— BEGIN Stored rows —

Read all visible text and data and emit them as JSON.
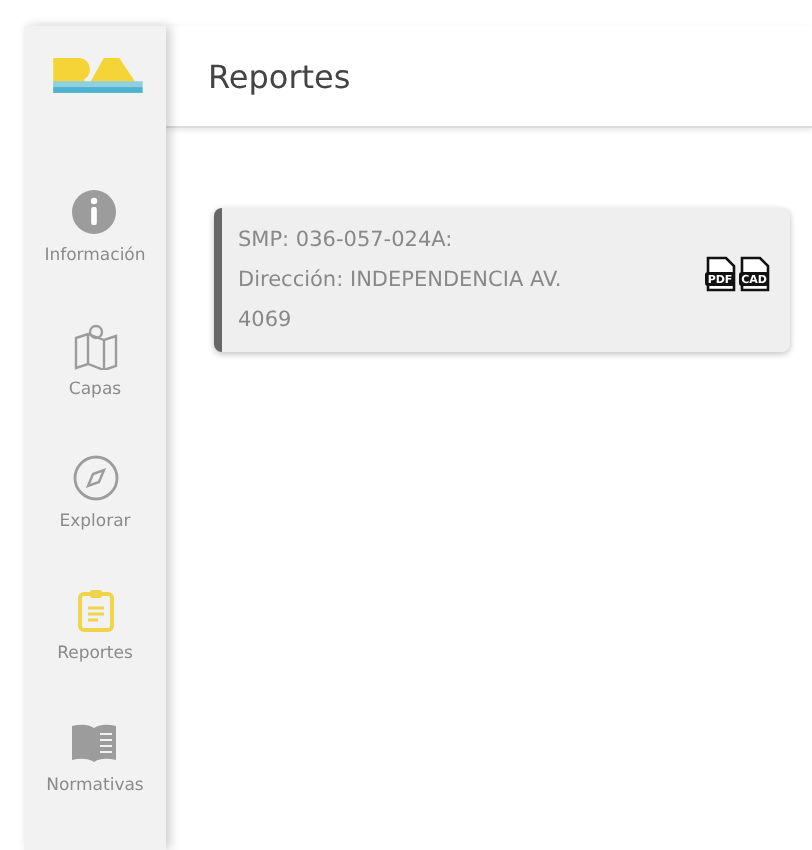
{
  "sidebar": {
    "items": [
      {
        "kind": "info",
        "label": "Información",
        "selected": false
      },
      {
        "kind": "map",
        "label": "Capas",
        "selected": false
      },
      {
        "kind": "compass",
        "label": "Explorar",
        "selected": false
      },
      {
        "kind": "clipboard",
        "label": "Reportes",
        "selected": true
      },
      {
        "kind": "book",
        "label": "Normativas",
        "selected": false
      }
    ]
  },
  "header": {
    "title": "Reportes"
  },
  "reports": [
    {
      "lines": [
        "SMP: 036-057-024A:",
        "Dirección: INDEPENDENCIA AV.",
        "4069"
      ],
      "files": [
        {
          "label": "PDF"
        },
        {
          "label": "CAD"
        }
      ]
    }
  ]
}
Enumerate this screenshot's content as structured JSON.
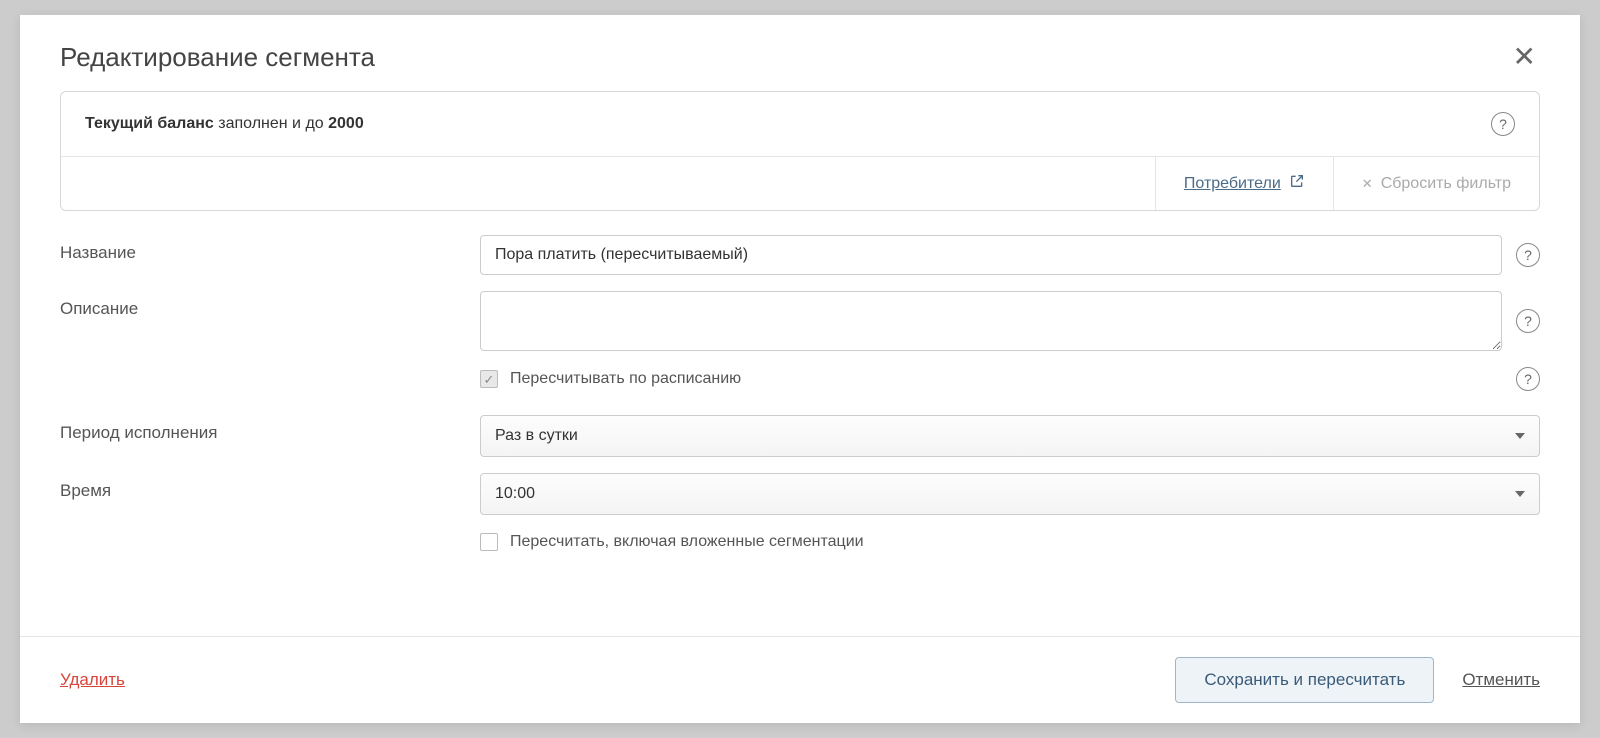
{
  "modal": {
    "title": "Редактирование сегмента"
  },
  "filter": {
    "field_label": "Текущий баланс",
    "middle_text": " заполнен и до ",
    "value": "2000",
    "consumers_label": "Потребители",
    "reset_label": "Сбросить фильтр"
  },
  "form": {
    "name_label": "Название",
    "name_value": "Пора платить (пересчитываемый)",
    "description_label": "Описание",
    "description_value": "",
    "recalc_schedule_label": "Пересчитывать по расписанию",
    "period_label": "Период исполнения",
    "period_value": "Раз в сутки",
    "time_label": "Время",
    "time_value": "10:00",
    "recalc_nested_label": "Пересчитать, включая вложенные сегментации"
  },
  "footer": {
    "delete_label": "Удалить",
    "save_label": "Сохранить и пересчитать",
    "cancel_label": "Отменить"
  }
}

— END Stored rows —

What is being asked
Look through the data and show every line containing "JSON".

Result of the task
Read all visible text and data and emit them as JSON.
Enumerate this screenshot's content as structured JSON.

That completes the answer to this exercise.